◆ EXERCISE OBJECTIVE
Count the lines containing "permet" in the entries underneath, and state that count without anything else.

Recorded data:
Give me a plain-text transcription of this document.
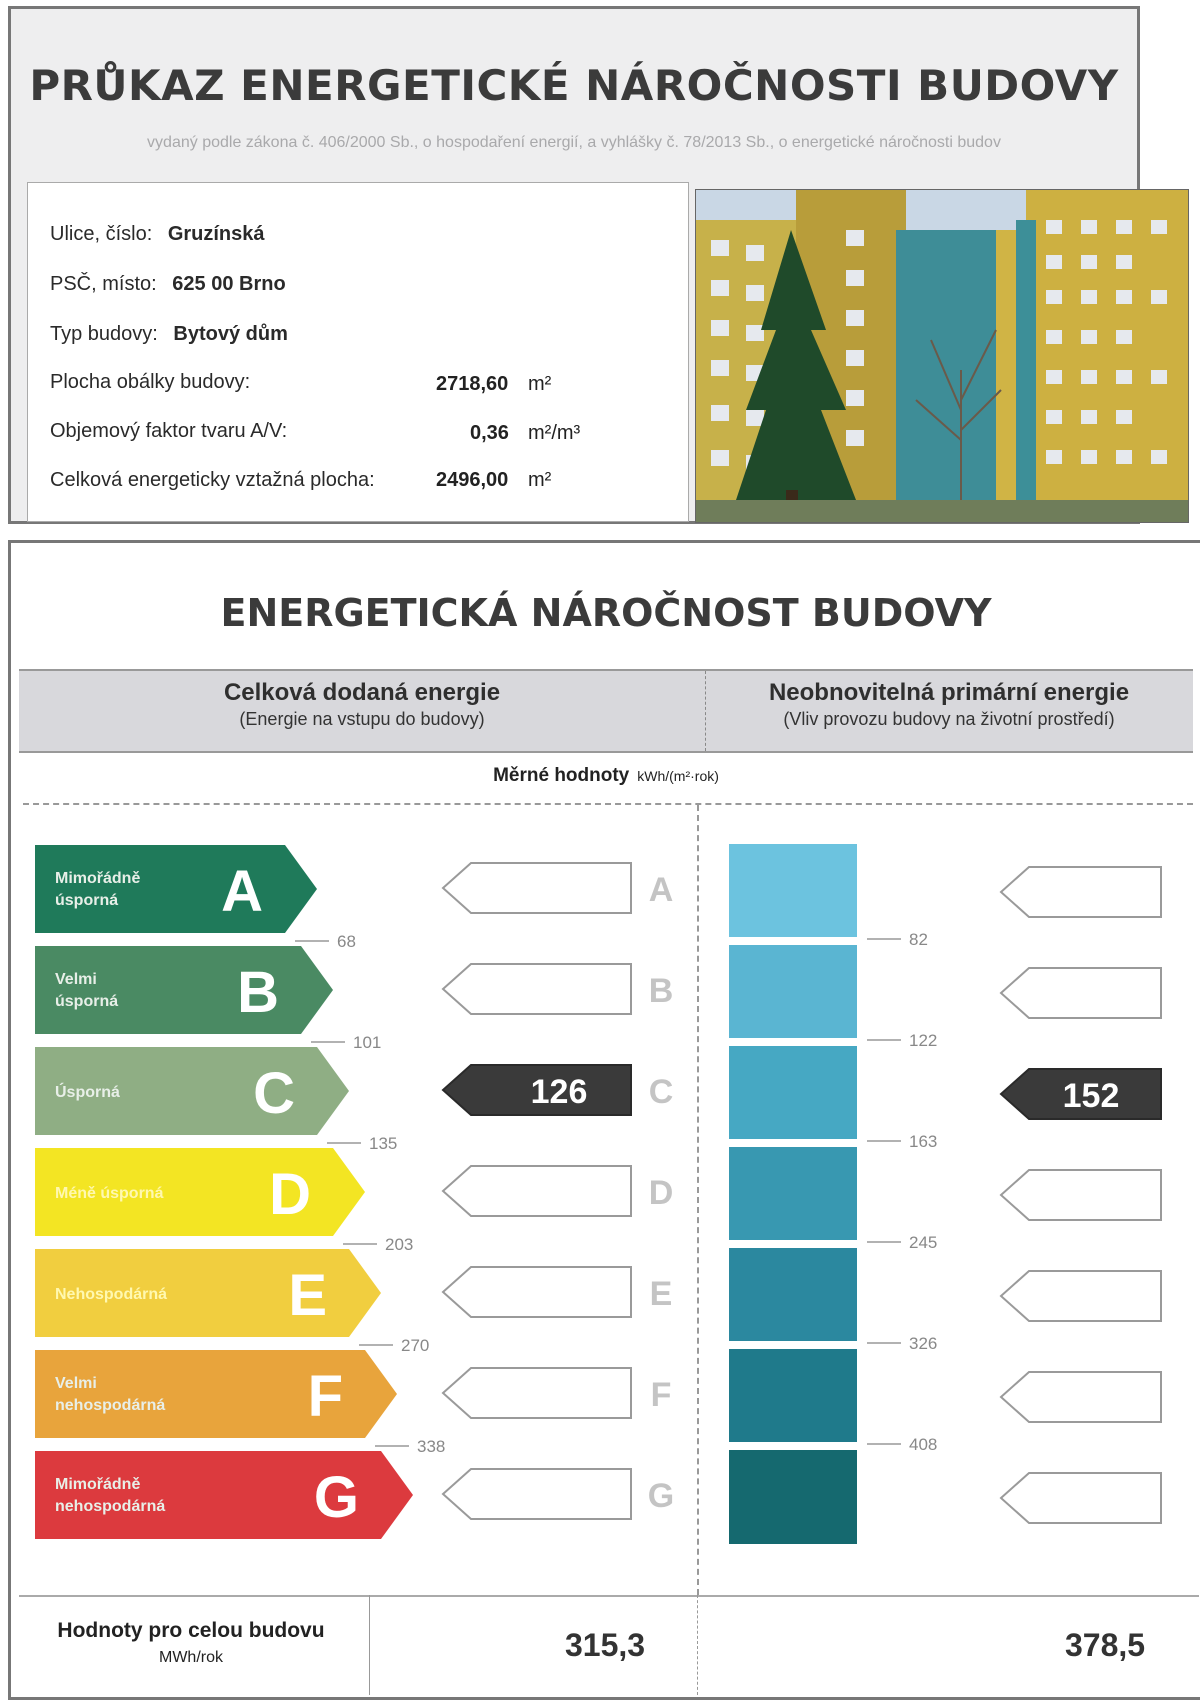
PRŮKAZ ENERGETICKÉ NÁROČNOSTI BUDOVY
vydaný podle zákona č. 406/2000 Sb., o hospodaření energií, a vyhlášky č. 78/2013 Sb., o energetické náročnosti budov
Ulice, číslo: Gruzínská
PSČ, místo: 625 00 Brno
Typ budovy: Bytový dům
Plocha obálky budovy:	2718,60 m²
Objemový faktor tvaru A/V:	0,36 m²/m³
Celková energeticky vztažná plocha:	2496,00 m²
ENERGETICKÁ NÁROČNOST BUDOVY
Celková dodaná energie
(Energie na vstupu do budovy)
Neobnovitelná primární energie
(Vliv provozu budovy na životní prostředí)
Měrné hodnoty kWh/(m²·rok)
Mimořádně
úsporná A	A
Velmi
úsporná B	B
Úsporná C	126 C
Méně úsporná D	D
Nehospodárná E	E
Velmi
nehospodárná F	F
Mimořádně
nehospodárná	G	G
68
101
135
203
270
338
152
82
122
163
245
326
408
Hodnoty pro celou budovu
MWh/rok	315,3	378,5
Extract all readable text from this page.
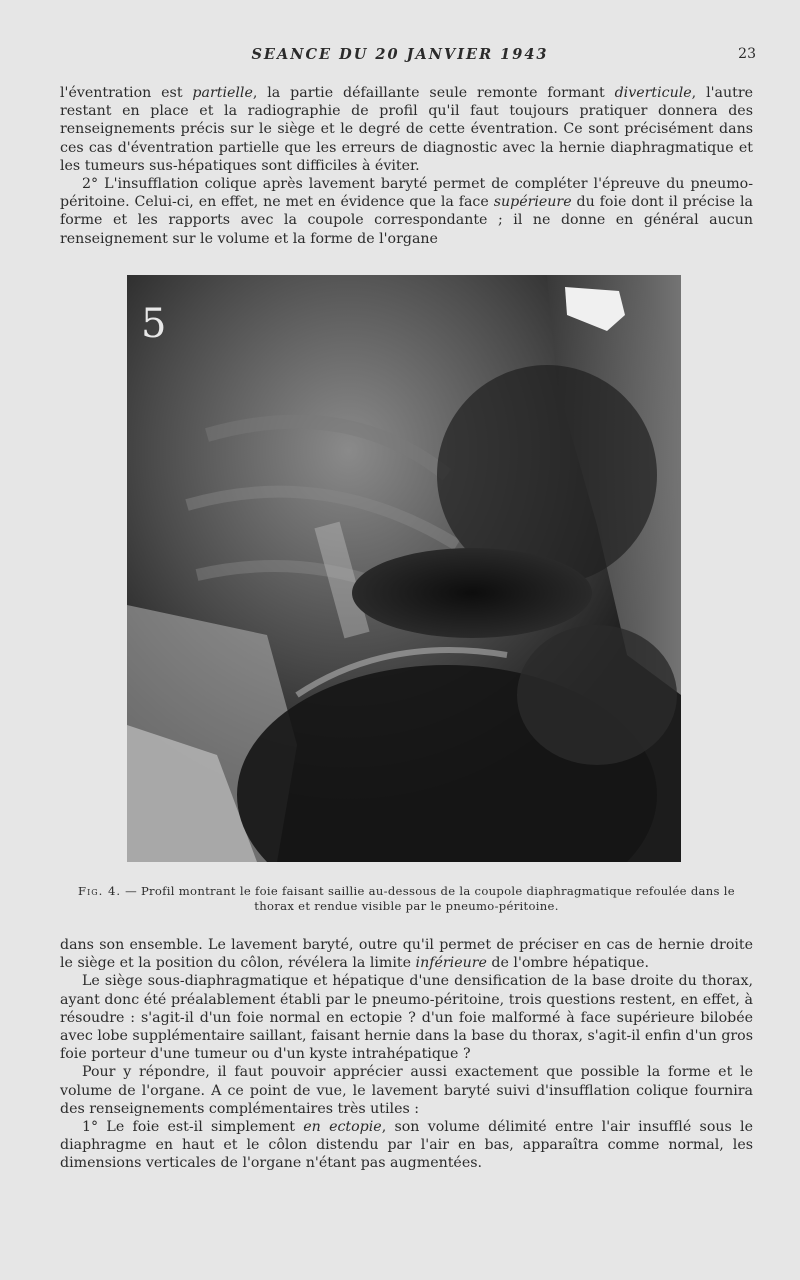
SEANCE DU 20 JANVIER 1943	23

l'éventration est partielle, la partie défaillante seule remonte formant diverticule, l'autre restant en place et la radiographie de profil qu'il faut toujours pratiquer donnera des renseignements précis sur le siège et le degré de cette éventration. Ce sont précisément dans ces cas d'éventration partielle que les erreurs de diagnostic avec la hernie diaphragmatique et les tumeurs sus-hépatiques sont difficiles à éviter.

2° L'insufflation colique après lavement baryté permet de compléter l'épreuve du pneumo-péritoine. Celui-ci, en effet, ne met en évidence que la face supérieure du foie dont il précise la forme et les rapports avec la coupole correspondante ; il ne donne en général aucun renseignement sur le volume et la forme de l'organe

5
Fig. 4. — Profil montrant le foie faisant saillie au-dessous de la coupole diaphragmatique refoulée dans le thorax et rendue visible par le pneumo-péritoine.

dans son ensemble. Le lavement baryté, outre qu'il permet de préciser en cas de hernie droite le siège et la position du côlon, révélera la limite inférieure de l'ombre hépatique.

Le siège sous-diaphragmatique et hépatique d'une densification de la base droite du thorax, ayant donc été préalablement établi par le pneumo-péritoine, trois questions restent, en effet, à résoudre : s'agit-il d'un foie normal en ectopie ? d'un foie malformé à face supérieure bilobée avec lobe supplémentaire saillant, faisant hernie dans la base du thorax, s'agit-il enfin d'un gros foie porteur d'une tumeur ou d'un kyste intrahépatique ?

Pour y répondre, il faut pouvoir apprécier aussi exactement que possible la forme et le volume de l'organe. A ce point de vue, le lavement baryté suivi d'insufflation colique fournira des renseignements complémentaires très utiles :

1° Le foie est-il simplement en ectopie, son volume délimité entre l'air insufflé sous le diaphragme en haut et le côlon distendu par l'air en bas, apparaîtra comme normal, les dimensions verticales de l'organe n'étant pas augmentées.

◆ THE ANSWER
2